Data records
## Start

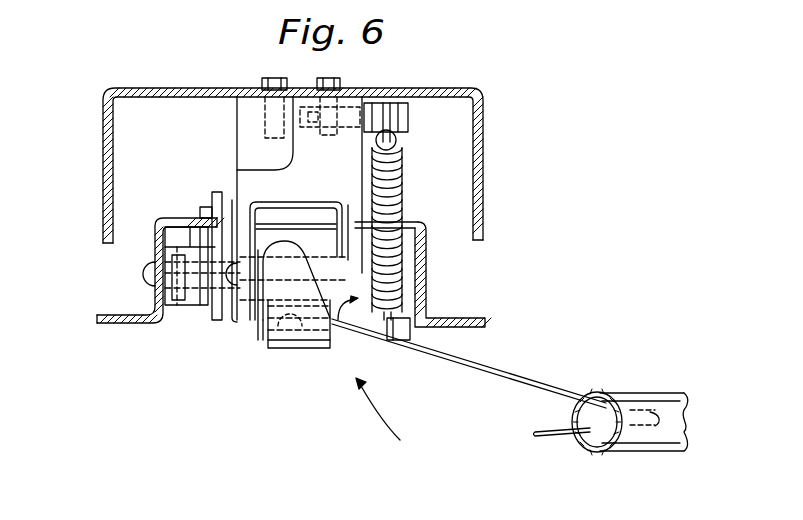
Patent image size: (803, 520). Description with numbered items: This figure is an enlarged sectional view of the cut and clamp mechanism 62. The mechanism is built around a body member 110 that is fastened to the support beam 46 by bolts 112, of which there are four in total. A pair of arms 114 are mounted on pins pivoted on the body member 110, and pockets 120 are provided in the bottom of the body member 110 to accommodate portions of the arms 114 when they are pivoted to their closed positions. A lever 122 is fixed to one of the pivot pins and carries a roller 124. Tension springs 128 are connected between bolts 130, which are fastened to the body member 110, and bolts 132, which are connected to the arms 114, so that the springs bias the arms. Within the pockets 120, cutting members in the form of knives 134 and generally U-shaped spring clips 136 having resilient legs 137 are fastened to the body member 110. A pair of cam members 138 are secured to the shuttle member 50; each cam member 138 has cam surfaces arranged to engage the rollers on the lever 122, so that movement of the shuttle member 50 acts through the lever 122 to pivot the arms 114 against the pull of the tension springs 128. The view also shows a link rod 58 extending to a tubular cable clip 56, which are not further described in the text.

The support beam 46 is at (482, 122).
The shuttle member 50 is at (428, 290).
The cable clip 56 is at (642, 455).
The link rod 58 is at (515, 378).
The cut and clamp mechanism 62 is at (391, 420).
The body member 110 is at (283, 146).
The bolts 112 is at (315, 78).
The arms 114 is at (294, 333).
The pockets 120 is at (298, 200).
The lever 122 is at (218, 322).
The roller 124 is at (198, 217).
The tension springs 128 is at (404, 186).
The bolts 130 is at (408, 120).
The bolts 132 is at (412, 331).
The knives 134 is at (256, 328).
The spring clips 136 is at (300, 200).
The resilient legs 137 is at (402, 265).
The cam members 138 is at (176, 310).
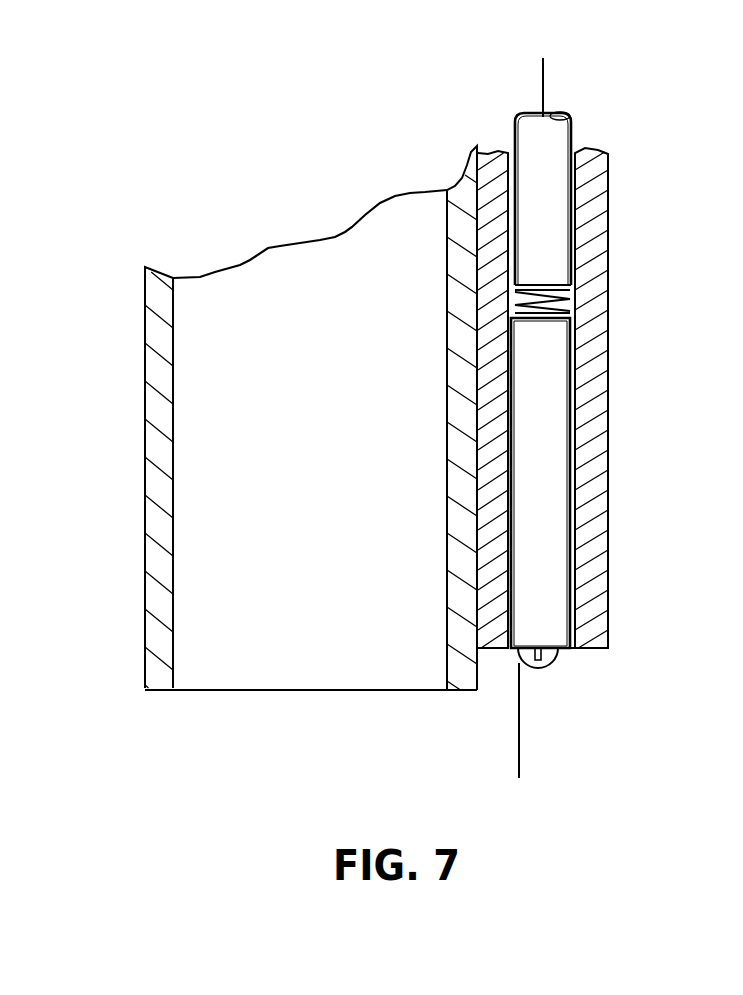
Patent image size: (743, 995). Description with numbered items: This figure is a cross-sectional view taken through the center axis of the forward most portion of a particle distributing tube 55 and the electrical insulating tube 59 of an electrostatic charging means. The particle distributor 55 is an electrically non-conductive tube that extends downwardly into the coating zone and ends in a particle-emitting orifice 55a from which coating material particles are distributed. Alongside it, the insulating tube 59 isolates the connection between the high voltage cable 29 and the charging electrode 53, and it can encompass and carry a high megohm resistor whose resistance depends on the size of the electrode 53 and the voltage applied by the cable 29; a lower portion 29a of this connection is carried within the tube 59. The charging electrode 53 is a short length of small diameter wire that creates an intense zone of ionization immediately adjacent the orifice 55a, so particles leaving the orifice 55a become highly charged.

The high voltage cable 29 is at (603, 176).
The electrode tube lower segment 29a is at (552, 418).
The electrical insulating tube 59 is at (608, 262).
The particle distributor 55 is at (145, 376).
The particle-emitting orifice 55a is at (203, 703).
The charging electrode 53 is at (519, 738).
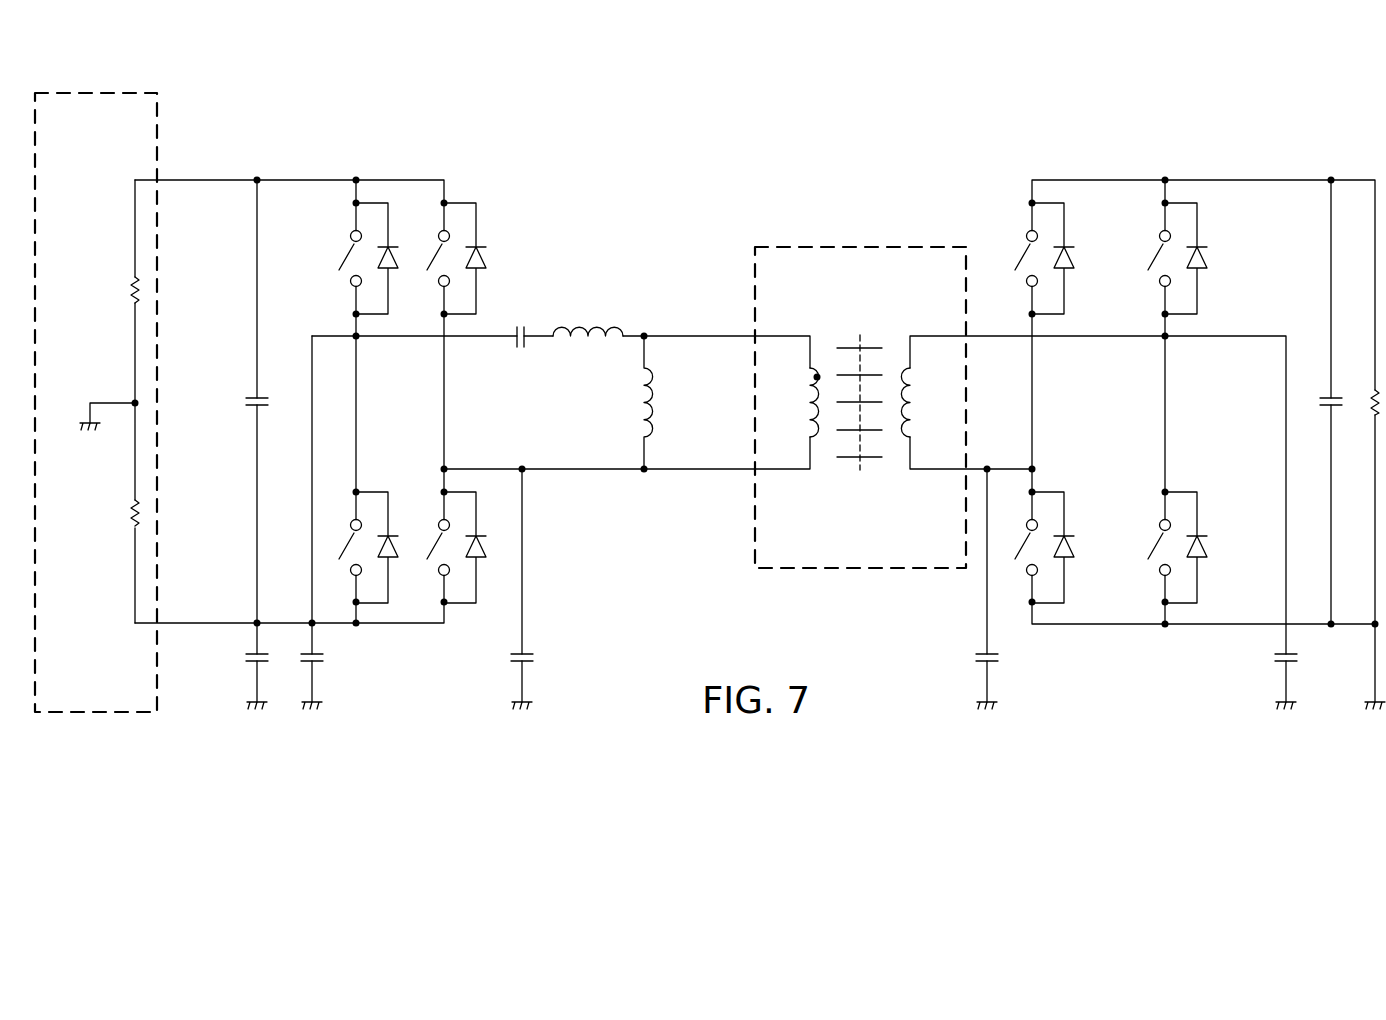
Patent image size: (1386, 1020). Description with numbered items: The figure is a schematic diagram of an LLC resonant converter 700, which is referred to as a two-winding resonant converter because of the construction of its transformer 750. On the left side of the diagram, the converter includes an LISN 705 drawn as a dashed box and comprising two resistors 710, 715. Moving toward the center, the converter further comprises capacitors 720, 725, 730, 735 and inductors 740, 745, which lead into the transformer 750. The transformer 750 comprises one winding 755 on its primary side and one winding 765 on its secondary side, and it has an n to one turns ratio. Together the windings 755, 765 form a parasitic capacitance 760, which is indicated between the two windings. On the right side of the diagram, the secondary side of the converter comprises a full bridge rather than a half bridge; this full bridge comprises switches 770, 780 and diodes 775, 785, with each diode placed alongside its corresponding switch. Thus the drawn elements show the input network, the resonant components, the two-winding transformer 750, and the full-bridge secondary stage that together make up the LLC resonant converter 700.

The LLC resonant converter 700 is at (544, 68).
The LISN 705 is at (93, 86).
The resistor 710 is at (133, 291).
The resistor 715 is at (133, 512).
The capacitor 720 is at (254, 657).
The capacitor 725 is at (315, 657).
The capacitor 730 is at (519, 657).
The capacitor 735 is at (522, 324).
The inductor 740 is at (599, 318).
The inductor 745 is at (663, 408).
The transformer 750 is at (873, 238).
The winding 755 is at (818, 440).
The parasitic capacitance 760 is at (870, 486).
The winding 765 is at (902, 440).
The switch 770 is at (1152, 253).
The diode 775 is at (1204, 253).
The switch 780 is at (1152, 542).
The diode 785 is at (1204, 542).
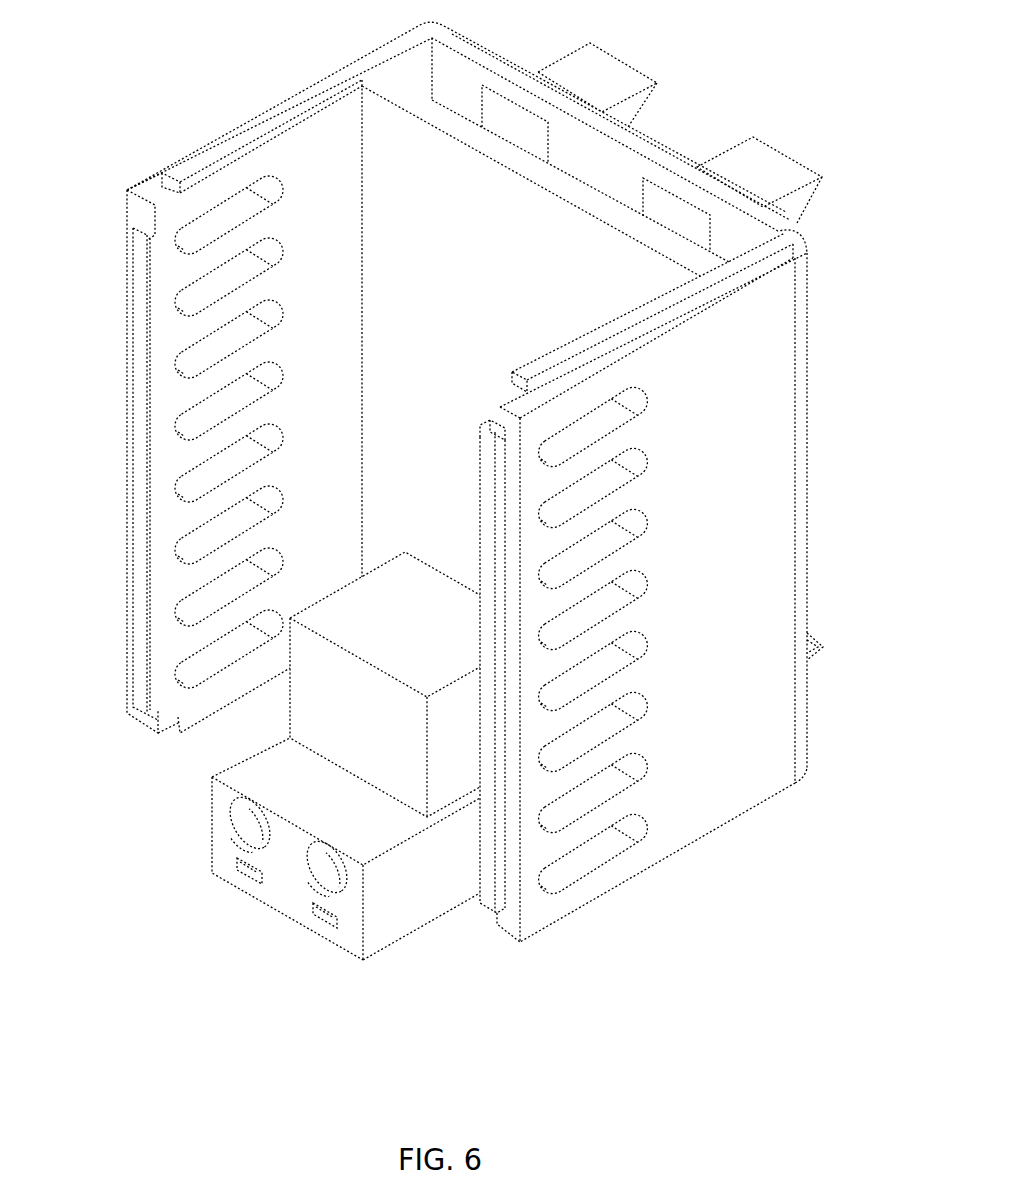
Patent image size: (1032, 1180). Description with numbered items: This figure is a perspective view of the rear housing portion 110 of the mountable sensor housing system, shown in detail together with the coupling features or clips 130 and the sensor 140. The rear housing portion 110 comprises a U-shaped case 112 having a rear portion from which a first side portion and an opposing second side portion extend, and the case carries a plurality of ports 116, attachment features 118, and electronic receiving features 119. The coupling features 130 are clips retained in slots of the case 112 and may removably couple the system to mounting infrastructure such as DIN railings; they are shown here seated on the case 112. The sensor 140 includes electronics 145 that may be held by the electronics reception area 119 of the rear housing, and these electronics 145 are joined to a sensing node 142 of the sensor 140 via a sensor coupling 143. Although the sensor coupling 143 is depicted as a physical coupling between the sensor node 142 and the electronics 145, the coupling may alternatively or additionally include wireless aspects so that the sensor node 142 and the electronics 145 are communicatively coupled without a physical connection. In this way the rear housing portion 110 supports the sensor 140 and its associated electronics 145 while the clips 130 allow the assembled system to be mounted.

The rear housing portion 110 is at (474, 500).
The U-shaped case 112 is at (474, 141).
The ports 116 is at (157, 328).
The attachment features 118 is at (770, 246).
The electronic receiving features 119 is at (335, 112).
The coupling features 130 is at (670, 36).
The sensor 140 is at (309, 859).
The sensing node 142 is at (385, 952).
The sensor coupling 143 is at (290, 705).
The electronics 145 is at (390, 90).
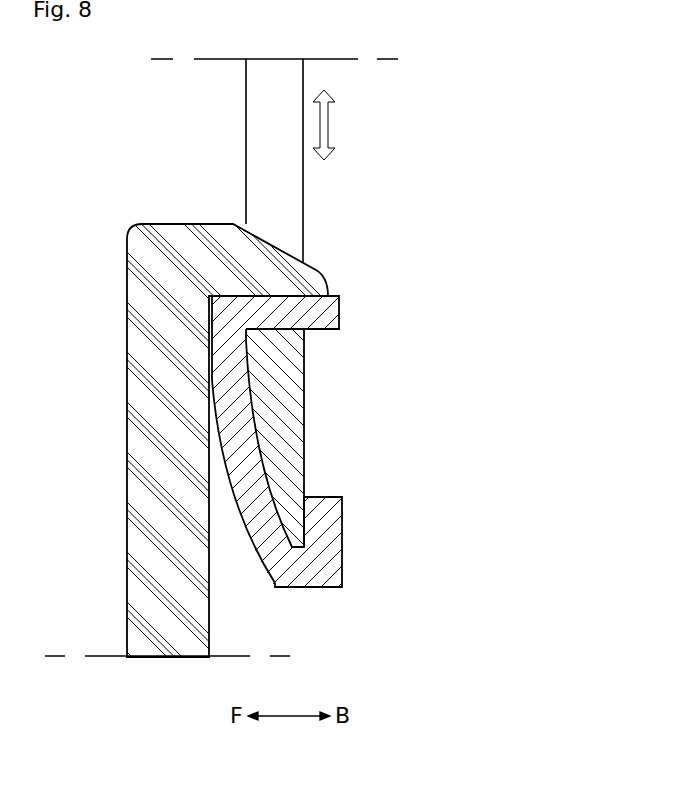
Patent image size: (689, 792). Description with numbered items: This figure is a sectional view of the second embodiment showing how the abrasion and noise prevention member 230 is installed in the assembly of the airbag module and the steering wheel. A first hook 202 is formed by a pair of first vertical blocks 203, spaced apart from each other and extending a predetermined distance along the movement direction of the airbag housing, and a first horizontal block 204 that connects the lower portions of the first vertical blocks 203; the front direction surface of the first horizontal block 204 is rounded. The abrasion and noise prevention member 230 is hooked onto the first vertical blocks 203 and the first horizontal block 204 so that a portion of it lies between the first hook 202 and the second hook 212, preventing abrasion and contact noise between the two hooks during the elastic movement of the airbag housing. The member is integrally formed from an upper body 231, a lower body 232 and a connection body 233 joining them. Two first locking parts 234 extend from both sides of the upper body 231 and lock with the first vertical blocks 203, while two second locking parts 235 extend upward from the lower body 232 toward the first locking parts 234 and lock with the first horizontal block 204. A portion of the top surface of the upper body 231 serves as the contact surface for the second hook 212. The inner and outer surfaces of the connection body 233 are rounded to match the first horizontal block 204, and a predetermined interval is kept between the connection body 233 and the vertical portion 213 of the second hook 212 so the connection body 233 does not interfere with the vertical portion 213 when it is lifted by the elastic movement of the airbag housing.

The first hook 202 is at (317, 364).
The first vertical block 203 is at (285, 194).
The first horizontal block 204 is at (317, 465).
The second hook 212 is at (188, 418).
The vertical portion 213 is at (147, 437).
The abrasion and noise prevention member 230 is at (317, 465).
The upper body 231 is at (265, 317).
The lower body 232 is at (335, 567).
The connection body 233 is at (237, 440).
The first locking part 234 is at (327, 312).
The second locking part 235 is at (323, 520).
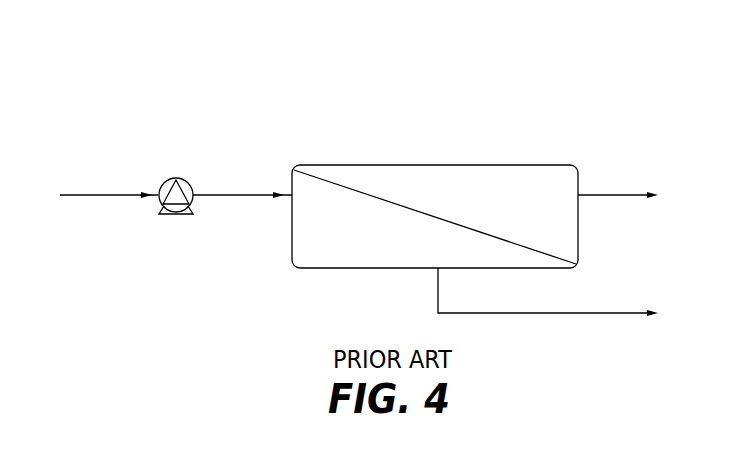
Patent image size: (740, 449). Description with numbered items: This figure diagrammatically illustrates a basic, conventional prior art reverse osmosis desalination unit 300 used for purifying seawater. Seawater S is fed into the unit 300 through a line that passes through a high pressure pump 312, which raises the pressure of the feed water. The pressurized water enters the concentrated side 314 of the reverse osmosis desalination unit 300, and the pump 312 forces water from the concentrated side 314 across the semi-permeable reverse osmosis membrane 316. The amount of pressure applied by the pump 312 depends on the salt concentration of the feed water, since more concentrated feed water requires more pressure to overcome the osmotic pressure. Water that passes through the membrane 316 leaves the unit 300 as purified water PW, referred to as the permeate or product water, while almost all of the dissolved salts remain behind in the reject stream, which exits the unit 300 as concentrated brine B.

## End

The problem ▸ Put every line from the one containing "Patent image size: (743, 995)." through the one containing "The charging electrode 53 is at (519, 738).", inclusive, into a Markdown table with the columns Row and Line. Number each row and leave out blank lines.

Answer for this exercise ▸
| Row | Line |
|---|---|
| 1 | Patent image size: (743, 995). Description with numbered items: This figure is a cross-sectional view taken through the center axis of the forward most portion of a particle distributing tube 55 and the electrical insulating tube 59 of an electrostatic charging means. The particle distributor 55 is an electrically non-conductive tube that extends downwardly into the coating zone and ends in a particle-emitting orifice 55a from which coating material particles are distributed. Alongside it, the insulating tube 59 isolates the connection between the high voltage cable 29 and the charging electrode 53, and it can encompass and carry a high megohm resistor whose resistance depends on the size of the electrode 53 and the voltage applied by the cable 29; a lower portion 29a of this connection is carried within the tube 59. The charging electrode 53 is a short length of small diameter wire that creates an intense zone of ionization immediately adjacent the orifice 55a, so particles leaving the orifice 55a become highly charged. |
| 2 | The high voltage cable 29 is at (603, 176). |
| 3 | The electrode tube lower segment 29a is at (552, 418). |
| 4 | The electrical insulating tube 59 is at (608, 262). |
| 5 | The particle distributor 55 is at (145, 376). |
| 6 | The particle-emitting orifice 55a is at (203, 703). |
| 7 | The charging electrode 53 is at (519, 738). |